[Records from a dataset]
---

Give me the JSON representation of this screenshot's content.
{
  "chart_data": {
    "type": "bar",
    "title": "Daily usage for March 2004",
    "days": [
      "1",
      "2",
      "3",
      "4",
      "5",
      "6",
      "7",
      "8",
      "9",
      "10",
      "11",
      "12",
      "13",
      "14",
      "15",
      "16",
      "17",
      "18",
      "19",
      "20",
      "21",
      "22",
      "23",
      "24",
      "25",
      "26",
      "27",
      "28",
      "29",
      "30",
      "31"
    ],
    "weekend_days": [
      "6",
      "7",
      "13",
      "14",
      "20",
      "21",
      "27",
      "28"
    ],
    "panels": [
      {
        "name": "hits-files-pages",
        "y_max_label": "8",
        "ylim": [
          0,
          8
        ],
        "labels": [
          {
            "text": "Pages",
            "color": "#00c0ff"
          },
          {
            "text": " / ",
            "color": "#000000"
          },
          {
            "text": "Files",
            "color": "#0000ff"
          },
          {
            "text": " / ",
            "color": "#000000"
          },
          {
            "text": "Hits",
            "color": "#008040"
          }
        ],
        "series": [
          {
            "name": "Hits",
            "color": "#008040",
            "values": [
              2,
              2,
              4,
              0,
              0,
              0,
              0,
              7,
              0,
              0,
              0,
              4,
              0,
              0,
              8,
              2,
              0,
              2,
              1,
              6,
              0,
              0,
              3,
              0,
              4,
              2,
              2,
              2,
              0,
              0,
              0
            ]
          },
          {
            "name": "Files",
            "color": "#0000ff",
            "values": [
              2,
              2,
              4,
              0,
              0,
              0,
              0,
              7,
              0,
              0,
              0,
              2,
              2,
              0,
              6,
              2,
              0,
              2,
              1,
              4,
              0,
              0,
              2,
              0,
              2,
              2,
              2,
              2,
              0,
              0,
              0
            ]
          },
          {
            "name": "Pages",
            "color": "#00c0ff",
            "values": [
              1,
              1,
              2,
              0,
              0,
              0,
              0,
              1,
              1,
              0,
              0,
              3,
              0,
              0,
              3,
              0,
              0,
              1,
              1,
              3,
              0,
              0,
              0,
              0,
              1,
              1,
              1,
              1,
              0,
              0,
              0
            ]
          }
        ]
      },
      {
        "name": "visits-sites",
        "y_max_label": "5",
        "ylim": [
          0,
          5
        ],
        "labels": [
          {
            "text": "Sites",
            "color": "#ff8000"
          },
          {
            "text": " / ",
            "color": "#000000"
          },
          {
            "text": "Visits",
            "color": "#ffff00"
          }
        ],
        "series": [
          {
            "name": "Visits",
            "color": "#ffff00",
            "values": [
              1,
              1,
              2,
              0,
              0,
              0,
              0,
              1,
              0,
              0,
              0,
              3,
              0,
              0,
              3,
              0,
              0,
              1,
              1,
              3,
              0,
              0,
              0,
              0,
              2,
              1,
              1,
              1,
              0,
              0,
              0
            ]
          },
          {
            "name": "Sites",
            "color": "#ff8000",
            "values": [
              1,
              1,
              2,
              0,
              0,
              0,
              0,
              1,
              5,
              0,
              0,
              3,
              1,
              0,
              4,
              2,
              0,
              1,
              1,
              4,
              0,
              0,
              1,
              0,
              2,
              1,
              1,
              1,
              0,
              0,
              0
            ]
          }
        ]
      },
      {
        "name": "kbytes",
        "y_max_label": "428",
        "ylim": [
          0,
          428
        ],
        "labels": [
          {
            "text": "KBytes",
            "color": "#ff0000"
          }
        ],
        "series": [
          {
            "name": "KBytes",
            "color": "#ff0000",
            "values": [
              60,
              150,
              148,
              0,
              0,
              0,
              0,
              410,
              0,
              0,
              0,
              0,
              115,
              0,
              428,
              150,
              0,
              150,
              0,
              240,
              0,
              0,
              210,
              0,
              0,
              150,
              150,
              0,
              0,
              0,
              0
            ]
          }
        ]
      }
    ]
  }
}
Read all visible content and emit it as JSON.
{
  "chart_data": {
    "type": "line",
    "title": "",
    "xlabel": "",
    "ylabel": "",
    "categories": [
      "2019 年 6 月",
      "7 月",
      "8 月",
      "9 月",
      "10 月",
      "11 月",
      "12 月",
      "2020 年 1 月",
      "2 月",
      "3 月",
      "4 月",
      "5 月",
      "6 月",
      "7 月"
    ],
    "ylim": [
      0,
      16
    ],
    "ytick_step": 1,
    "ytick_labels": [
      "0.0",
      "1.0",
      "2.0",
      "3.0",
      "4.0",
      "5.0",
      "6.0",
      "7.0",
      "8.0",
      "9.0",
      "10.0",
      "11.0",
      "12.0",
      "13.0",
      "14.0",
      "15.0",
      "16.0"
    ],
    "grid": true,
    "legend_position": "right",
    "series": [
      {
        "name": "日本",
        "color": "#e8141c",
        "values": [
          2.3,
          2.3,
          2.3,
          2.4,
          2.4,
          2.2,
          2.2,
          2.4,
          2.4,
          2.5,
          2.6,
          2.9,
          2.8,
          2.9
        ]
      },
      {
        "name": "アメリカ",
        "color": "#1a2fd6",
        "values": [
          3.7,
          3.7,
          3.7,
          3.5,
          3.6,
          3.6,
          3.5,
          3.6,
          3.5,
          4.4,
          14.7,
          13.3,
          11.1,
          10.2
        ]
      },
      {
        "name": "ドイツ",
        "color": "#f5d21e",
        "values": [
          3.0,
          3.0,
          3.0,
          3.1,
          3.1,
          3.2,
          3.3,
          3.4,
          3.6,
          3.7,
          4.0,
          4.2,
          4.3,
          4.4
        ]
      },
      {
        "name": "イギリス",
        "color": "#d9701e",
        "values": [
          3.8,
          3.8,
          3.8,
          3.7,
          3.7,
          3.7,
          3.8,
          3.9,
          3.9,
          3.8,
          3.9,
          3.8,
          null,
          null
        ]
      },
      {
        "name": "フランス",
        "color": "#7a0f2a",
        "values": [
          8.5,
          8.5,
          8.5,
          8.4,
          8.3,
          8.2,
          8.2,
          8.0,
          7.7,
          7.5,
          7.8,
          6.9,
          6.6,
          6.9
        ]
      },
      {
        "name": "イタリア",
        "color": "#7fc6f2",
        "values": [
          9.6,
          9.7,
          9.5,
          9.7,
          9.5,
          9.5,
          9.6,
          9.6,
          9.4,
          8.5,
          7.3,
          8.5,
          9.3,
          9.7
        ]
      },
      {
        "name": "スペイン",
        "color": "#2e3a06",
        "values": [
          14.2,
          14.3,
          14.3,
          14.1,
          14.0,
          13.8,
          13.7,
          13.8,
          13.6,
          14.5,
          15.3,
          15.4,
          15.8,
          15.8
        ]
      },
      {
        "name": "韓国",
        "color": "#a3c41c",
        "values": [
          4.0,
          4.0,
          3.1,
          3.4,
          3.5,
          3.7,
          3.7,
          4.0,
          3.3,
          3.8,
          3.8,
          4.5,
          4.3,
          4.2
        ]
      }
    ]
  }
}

---

[DESCRIPTION OF THE TASK]: Print the entries exactly. Include every one.

[SOLUTION FOR THIS PROBLEM]:
Give me the JSON representation of this screenshot's content.
{
  "chart_data": {
    "type": "bar",
    "title": "Daily usage for March 2004",
    "days": [
      "1",
      "2",
      "3",
      "4",
      "5",
      "6",
      "7",
      "8",
      "9",
      "10",
      "11",
      "12",
      "13",
      "14",
      "15",
      "16",
      "17",
      "18",
      "19",
      "20",
      "21",
      "22",
      "23",
      "24",
      "25",
      "26",
      "27",
      "28",
      "29",
      "30",
      "31"
    ],
    "weekend_days": [
      "6",
      "7",
      "13",
      "14",
      "20",
      "21",
      "27",
      "28"
    ],
    "panels": [
      {
        "name": "hits-files-pages",
        "y_max_label": "8",
        "ylim": [
          0,
          8
        ],
        "labels": [
          {
            "text": "Pages",
            "color": "#00c0ff"
          },
          {
            "text": " / ",
            "color": "#000000"
          },
          {
            "text": "Files",
            "color": "#0000ff"
          },
          {
            "text": " / ",
            "color": "#000000"
          },
          {
            "text": "Hits",
            "color": "#008040"
          }
        ],
        "series": [
          {
            "name": "Hits",
            "color": "#008040",
            "values": [
              2,
              2,
              4,
              0,
              0,
              0,
              0,
              7,
              0,
              0,
              0,
              4,
              0,
              0,
              8,
              2,
              0,
              2,
              1,
              6,
              0,
              0,
              3,
              0,
              4,
              2,
              2,
              2,
              0,
              0,
              0
            ]
          },
          {
            "name": "Files",
            "color": "#0000ff",
            "values": [
              2,
              2,
              4,
              0,
              0,
              0,
              0,
              7,
              0,
              0,
              0,
              2,
              2,
              0,
              6,
              2,
              0,
              2,
              1,
              4,
              0,
              0,
              2,
              0,
              2,
              2,
              2,
              2,
              0,
              0,
              0
            ]
          },
          {
            "name": "Pages",
            "color": "#00c0ff",
            "values": [
              1,
              1,
              2,
              0,
              0,
              0,
              0,
              1,
              1,
              0,
              0,
              3,
              0,
              0,
              3,
              0,
              0,
              1,
              1,
              3,
              0,
              0,
              0,
              0,
              1,
              1,
              1,
              1,
              0,
              0,
              0
            ]
          }
        ]
      },
      {
        "name": "visits-sites",
        "y_max_label": "5",
        "ylim": [
          0,
          5
        ],
        "labels": [
          {
            "text": "Sites",
            "color": "#ff8000"
          },
          {
            "text": " / ",
            "color": "#000000"
          },
          {
            "text": "Visits",
            "color": "#ffff00"
          }
        ],
        "series": [
          {
            "name": "Visits",
            "color": "#ffff00",
            "values": [
              1,
              1,
              2,
              0,
              0,
              0,
              0,
              1,
              0,
              0,
              0,
              3,
              0,
              0,
              3,
              0,
              0,
              1,
              1,
              3,
              0,
              0,
              0,
              0,
              2,
              1,
              1,
              1,
              0,
              0,
              0
            ]
          },
          {
            "name": "Sites",
            "color": "#ff8000",
            "values": [
              1,
              1,
              2,
              0,
              0,
              0,
              0,
              1,
              5,
              0,
              0,
              3,
              1,
              0,
              4,
              2,
              0,
              1,
              1,
              4,
              0,
              0,
              1,
              0,
              2,
              1,
              1,
              1,
              0,
              0,
              0
            ]
          }
        ]
      },
      {
        "name": "kbytes",
        "y_max_label": "428",
        "ylim": [
          0,
          428
        ],
        "labels": [
          {
            "text": "KBytes",
            "color": "#ff0000"
          }
        ],
        "series": [
          {
            "name": "KBytes",
            "color": "#ff0000",
            "values": [
              60,
              150,
              148,
              0,
              0,
              0,
              0,
              410,
              0,
              0,
              0,
              0,
              115,
              0,
              428,
              150,
              0,
              150,
              0,
              240,
              0,
              0,
              210,
              0,
              0,
              150,
              150,
              0,
              0,
              0,
              0
            ]
          }
        ]
      }
    ]
  }
}
Read all visible content and emit it as JSON.
{
  "chart_data": {
    "type": "line",
    "title": "",
    "xlabel": "",
    "ylabel": "",
    "categories": [
      "2019 年 6 月",
      "7 月",
      "8 月",
      "9 月",
      "10 月",
      "11 月",
      "12 月",
      "2020 年 1 月",
      "2 月",
      "3 月",
      "4 月",
      "5 月",
      "6 月",
      "7 月"
    ],
    "ylim": [
      0,
      16
    ],
    "ytick_step": 1,
    "ytick_labels": [
      "0.0",
      "1.0",
      "2.0",
      "3.0",
      "4.0",
      "5.0",
      "6.0",
      "7.0",
      "8.0",
      "9.0",
      "10.0",
      "11.0",
      "12.0",
      "13.0",
      "14.0",
      "15.0",
      "16.0"
    ],
    "grid": true,
    "legend_position": "right",
    "series": [
      {
        "name": "日本",
        "color": "#e8141c",
        "values": [
          2.3,
          2.3,
          2.3,
          2.4,
          2.4,
          2.2,
          2.2,
          2.4,
          2.4,
          2.5,
          2.6,
          2.9,
          2.8,
          2.9
        ]
      },
      {
        "name": "アメリカ",
        "color": "#1a2fd6",
        "values": [
          3.7,
          3.7,
          3.7,
          3.5,
          3.6,
          3.6,
          3.5,
          3.6,
          3.5,
          4.4,
          14.7,
          13.3,
          11.1,
          10.2
        ]
      },
      {
        "name": "ドイツ",
        "color": "#f5d21e",
        "values": [
          3.0,
          3.0,
          3.0,
          3.1,
          3.1,
          3.2,
          3.3,
          3.4,
          3.6,
          3.7,
          4.0,
          4.2,
          4.3,
          4.4
        ]
      },
      {
        "name": "イギリス",
        "color": "#d9701e",
        "values": [
          3.8,
          3.8,
          3.8,
          3.7,
          3.7,
          3.7,
          3.8,
          3.9,
          3.9,
          3.8,
          3.9,
          3.8,
          null,
          null
        ]
      },
      {
        "name": "フランス",
        "color": "#7a0f2a",
        "values": [
          8.5,
          8.5,
          8.5,
          8.4,
          8.3,
          8.2,
          8.2,
          8.0,
          7.7,
          7.5,
          7.8,
          6.9,
          6.6,
          6.9
        ]
      },
      {
        "name": "イタリア",
        "color": "#7fc6f2",
        "values": [
          9.6,
          9.7,
          9.5,
          9.7,
          9.5,
          9.5,
          9.6,
          9.6,
          9.4,
          8.5,
          7.3,
          8.5,
          9.3,
          9.7
        ]
      },
      {
        "name": "スペイン",
        "color": "#2e3a06",
        "values": [
          14.2,
          14.3,
          14.3,
          14.1,
          14.0,
          13.8,
          13.7,
          13.8,
          13.6,
          14.5,
          15.3,
          15.4,
          15.8,
          15.8
        ]
      },
      {
        "name": "韓国",
        "color": "#a3c41c",
        "values": [
          4.0,
          4.0,
          3.1,
          3.4,
          3.5,
          3.7,
          3.7,
          4.0,
          3.3,
          3.8,
          3.8,
          4.5,
          4.3,
          4.2
        ]
      }
    ]
  }
}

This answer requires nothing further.